Search the records below for the word "JSON". Pull out each line that has it.

--- Data for processing ---
-- BEGIN --
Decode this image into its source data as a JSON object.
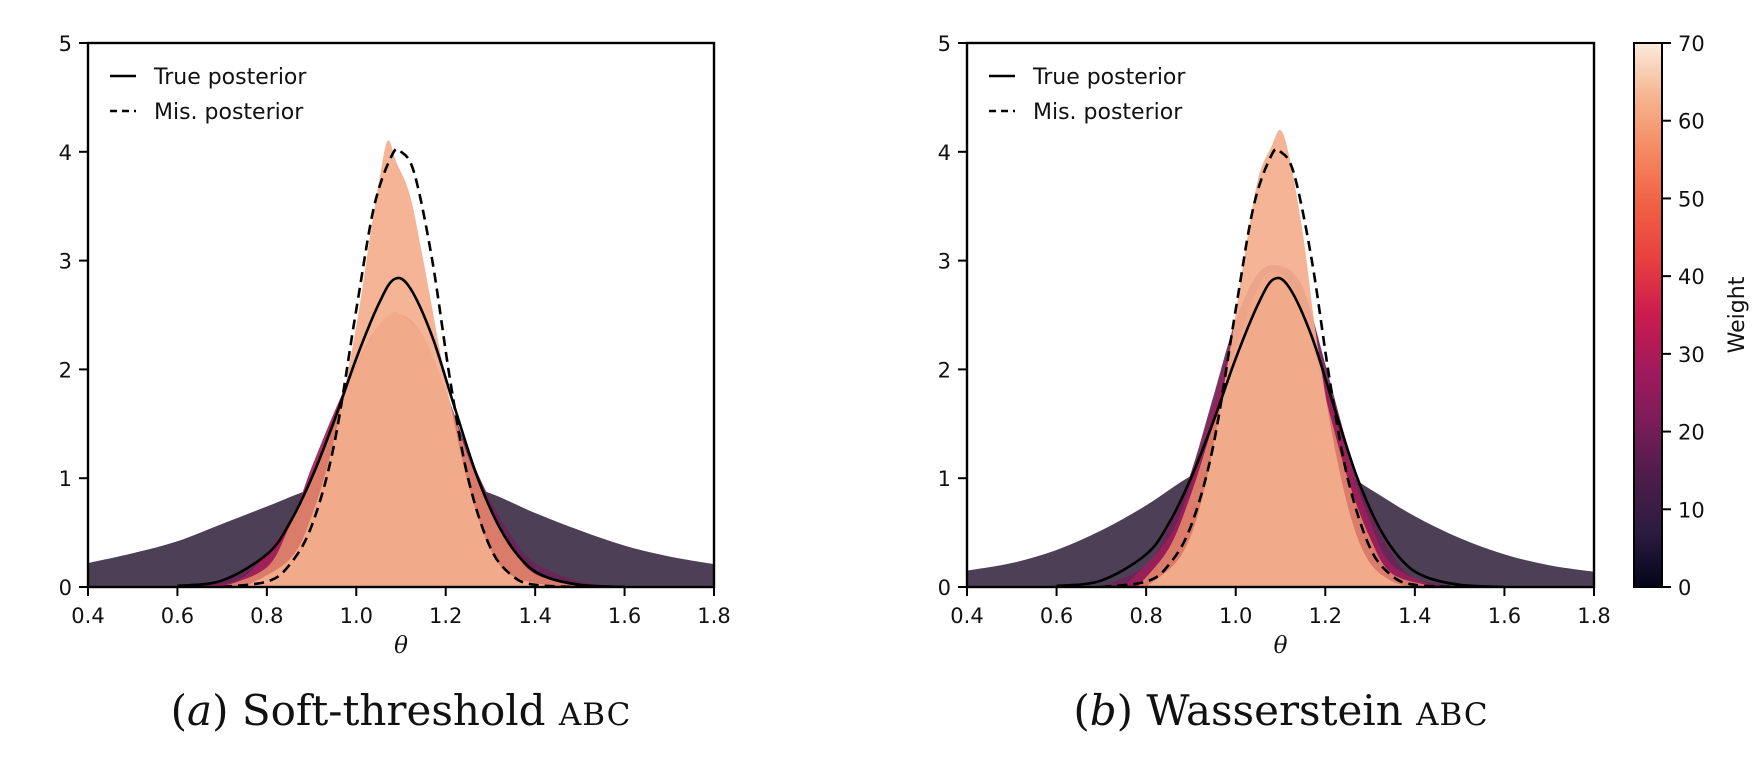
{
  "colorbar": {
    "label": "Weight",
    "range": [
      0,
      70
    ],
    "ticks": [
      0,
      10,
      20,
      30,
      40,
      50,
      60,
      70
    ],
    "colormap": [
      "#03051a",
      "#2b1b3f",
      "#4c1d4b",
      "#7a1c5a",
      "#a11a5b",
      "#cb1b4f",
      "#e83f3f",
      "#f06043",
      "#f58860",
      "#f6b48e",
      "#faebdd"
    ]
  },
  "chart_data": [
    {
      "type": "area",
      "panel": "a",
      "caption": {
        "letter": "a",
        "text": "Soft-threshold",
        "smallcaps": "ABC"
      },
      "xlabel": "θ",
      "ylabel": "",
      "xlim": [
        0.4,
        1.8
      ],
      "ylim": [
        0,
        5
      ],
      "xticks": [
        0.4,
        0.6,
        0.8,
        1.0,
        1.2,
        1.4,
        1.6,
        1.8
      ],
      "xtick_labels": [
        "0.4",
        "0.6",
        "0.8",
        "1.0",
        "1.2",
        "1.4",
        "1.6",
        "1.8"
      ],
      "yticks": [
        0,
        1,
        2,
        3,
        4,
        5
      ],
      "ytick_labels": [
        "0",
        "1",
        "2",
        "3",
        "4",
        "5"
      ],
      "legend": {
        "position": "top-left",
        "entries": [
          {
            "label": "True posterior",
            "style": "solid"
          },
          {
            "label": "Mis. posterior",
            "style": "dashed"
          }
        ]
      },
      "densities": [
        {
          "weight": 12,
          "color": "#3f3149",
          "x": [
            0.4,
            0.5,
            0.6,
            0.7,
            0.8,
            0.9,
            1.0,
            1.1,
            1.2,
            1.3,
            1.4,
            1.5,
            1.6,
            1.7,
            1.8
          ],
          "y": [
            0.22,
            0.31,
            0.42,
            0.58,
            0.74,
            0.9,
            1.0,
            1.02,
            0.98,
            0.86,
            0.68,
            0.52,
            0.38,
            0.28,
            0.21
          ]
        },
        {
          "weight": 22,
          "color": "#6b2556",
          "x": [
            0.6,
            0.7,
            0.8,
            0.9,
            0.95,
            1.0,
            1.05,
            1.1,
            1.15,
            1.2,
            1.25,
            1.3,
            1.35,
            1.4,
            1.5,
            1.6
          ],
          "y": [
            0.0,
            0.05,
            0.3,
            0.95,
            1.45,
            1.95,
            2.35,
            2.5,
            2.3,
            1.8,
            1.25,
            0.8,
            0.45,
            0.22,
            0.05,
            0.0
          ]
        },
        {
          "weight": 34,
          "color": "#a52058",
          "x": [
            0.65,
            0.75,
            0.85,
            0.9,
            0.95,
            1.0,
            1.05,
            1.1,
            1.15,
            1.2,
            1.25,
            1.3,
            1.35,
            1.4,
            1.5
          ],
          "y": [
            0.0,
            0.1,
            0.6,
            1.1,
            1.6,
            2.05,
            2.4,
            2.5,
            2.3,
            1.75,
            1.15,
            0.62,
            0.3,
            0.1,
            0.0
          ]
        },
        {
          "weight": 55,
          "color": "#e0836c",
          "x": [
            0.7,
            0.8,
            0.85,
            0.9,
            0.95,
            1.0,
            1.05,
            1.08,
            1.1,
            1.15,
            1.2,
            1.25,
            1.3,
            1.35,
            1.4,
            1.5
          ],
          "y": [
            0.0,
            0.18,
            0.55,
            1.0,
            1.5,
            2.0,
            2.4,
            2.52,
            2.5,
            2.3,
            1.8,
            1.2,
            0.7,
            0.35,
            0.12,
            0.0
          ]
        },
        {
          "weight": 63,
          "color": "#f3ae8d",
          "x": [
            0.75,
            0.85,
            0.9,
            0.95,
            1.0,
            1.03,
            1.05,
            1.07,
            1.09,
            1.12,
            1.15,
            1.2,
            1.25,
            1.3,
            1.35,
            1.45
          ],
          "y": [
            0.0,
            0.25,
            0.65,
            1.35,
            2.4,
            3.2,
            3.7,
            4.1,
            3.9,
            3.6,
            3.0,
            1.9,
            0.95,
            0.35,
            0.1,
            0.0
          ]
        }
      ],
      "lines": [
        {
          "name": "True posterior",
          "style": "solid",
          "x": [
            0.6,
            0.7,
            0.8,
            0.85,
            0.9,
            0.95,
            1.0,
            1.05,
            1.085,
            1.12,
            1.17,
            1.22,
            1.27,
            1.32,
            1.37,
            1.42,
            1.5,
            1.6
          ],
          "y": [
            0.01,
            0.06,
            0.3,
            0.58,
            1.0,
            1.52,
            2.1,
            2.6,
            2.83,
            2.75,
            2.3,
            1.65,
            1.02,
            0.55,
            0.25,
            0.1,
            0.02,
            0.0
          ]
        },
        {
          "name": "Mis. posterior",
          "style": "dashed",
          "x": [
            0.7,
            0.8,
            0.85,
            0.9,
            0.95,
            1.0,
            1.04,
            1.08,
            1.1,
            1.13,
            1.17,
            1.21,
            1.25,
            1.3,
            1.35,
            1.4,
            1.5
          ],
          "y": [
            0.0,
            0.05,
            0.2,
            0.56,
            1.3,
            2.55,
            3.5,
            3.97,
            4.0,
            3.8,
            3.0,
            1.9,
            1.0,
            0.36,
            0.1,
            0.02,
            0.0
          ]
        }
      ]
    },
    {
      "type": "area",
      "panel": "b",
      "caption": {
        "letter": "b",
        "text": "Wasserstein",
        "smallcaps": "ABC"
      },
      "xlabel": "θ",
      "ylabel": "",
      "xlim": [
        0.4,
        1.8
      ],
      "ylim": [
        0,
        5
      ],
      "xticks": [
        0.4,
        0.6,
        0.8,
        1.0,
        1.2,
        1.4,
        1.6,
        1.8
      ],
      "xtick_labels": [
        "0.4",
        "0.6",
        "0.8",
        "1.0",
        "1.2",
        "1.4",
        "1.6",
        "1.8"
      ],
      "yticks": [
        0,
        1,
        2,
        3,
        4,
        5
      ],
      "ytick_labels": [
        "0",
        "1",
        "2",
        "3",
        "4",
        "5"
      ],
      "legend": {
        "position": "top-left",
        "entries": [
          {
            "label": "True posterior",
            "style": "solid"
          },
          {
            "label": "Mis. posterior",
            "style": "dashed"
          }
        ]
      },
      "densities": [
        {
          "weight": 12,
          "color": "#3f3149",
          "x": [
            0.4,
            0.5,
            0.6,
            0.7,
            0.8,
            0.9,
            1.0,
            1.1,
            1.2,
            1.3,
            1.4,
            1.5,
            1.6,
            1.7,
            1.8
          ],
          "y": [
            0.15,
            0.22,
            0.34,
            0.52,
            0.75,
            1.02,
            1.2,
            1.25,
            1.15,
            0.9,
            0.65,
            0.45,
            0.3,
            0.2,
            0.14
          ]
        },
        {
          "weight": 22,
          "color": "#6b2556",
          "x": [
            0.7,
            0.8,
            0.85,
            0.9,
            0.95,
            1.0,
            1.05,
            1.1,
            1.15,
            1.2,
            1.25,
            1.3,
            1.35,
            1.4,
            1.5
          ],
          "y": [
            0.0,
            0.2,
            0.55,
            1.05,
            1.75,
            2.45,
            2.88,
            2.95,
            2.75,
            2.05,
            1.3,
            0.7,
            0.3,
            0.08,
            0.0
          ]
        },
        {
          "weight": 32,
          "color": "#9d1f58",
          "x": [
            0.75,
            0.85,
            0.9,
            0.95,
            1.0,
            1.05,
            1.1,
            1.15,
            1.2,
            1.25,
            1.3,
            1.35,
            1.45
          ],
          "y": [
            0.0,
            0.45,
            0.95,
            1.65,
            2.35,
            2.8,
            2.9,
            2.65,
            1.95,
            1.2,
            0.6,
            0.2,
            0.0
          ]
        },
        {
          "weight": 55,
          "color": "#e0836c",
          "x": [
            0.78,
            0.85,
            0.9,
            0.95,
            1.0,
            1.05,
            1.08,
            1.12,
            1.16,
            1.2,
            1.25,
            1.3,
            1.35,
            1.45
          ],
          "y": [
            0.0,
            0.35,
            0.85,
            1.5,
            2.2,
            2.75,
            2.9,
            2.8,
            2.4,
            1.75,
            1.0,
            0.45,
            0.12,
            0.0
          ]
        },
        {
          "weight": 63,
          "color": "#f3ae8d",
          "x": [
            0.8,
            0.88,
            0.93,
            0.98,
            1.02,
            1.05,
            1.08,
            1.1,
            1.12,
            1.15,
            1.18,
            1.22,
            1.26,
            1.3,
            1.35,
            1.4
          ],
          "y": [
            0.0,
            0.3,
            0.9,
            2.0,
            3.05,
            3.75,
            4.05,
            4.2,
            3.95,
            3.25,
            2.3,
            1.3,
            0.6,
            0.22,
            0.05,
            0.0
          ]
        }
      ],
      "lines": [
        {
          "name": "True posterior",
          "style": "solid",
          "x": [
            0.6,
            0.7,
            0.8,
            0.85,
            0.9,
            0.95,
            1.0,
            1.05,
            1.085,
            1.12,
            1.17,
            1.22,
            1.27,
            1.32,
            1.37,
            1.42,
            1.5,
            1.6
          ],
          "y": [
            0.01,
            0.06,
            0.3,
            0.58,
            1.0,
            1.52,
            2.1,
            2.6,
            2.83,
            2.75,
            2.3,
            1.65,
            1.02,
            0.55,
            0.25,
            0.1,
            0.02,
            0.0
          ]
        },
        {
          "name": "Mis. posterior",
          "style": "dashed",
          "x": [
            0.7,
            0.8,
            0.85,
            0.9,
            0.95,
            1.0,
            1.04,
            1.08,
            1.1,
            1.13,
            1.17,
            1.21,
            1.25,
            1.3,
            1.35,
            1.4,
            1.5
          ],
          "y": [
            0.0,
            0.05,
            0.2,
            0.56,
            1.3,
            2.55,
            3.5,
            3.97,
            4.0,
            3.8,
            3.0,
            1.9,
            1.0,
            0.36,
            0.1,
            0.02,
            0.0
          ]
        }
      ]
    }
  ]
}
-- END --
-- BEGIN --
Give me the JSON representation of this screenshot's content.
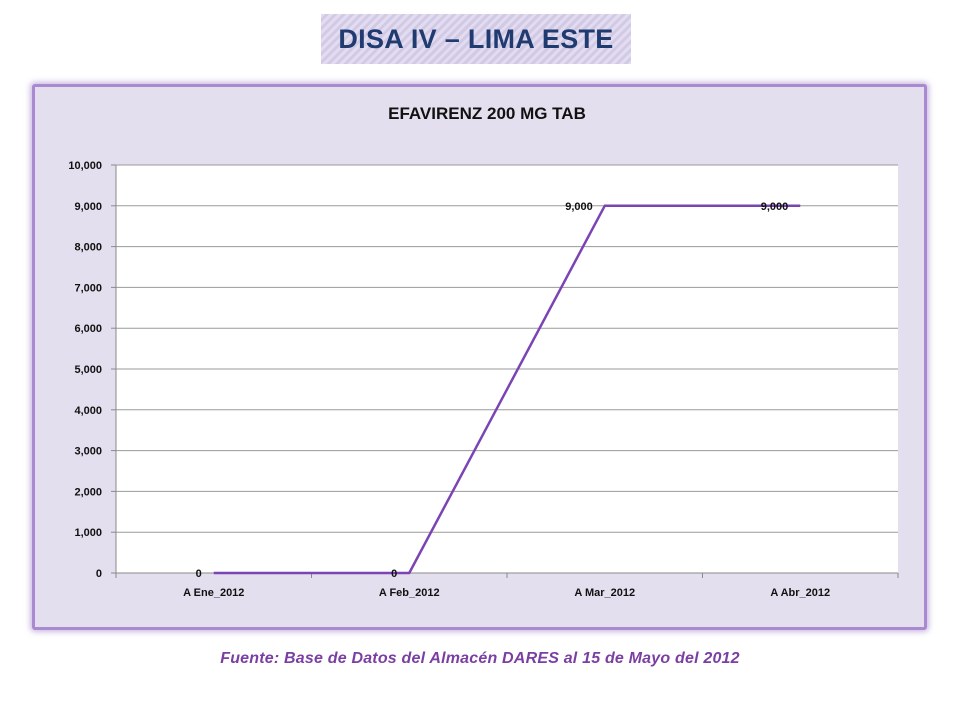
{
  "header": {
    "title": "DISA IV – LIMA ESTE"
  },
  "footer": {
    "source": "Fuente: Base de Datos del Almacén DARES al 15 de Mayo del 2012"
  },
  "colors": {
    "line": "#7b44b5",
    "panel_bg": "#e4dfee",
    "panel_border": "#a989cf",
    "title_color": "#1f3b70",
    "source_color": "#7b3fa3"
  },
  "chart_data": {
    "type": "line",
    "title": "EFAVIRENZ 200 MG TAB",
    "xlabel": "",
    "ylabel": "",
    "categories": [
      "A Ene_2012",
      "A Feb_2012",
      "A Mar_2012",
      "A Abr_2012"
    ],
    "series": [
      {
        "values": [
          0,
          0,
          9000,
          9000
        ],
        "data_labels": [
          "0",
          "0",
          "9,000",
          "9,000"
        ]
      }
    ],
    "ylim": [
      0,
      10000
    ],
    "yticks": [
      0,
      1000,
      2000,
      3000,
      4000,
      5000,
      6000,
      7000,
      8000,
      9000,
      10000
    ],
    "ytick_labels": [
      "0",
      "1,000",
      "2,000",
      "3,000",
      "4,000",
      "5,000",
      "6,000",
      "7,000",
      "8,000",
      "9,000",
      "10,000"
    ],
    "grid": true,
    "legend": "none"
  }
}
-- END --
--- Result for this exercise ---
Decode this image into its source data as a JSON object.
Give me the JSON representation of this screenshot's content.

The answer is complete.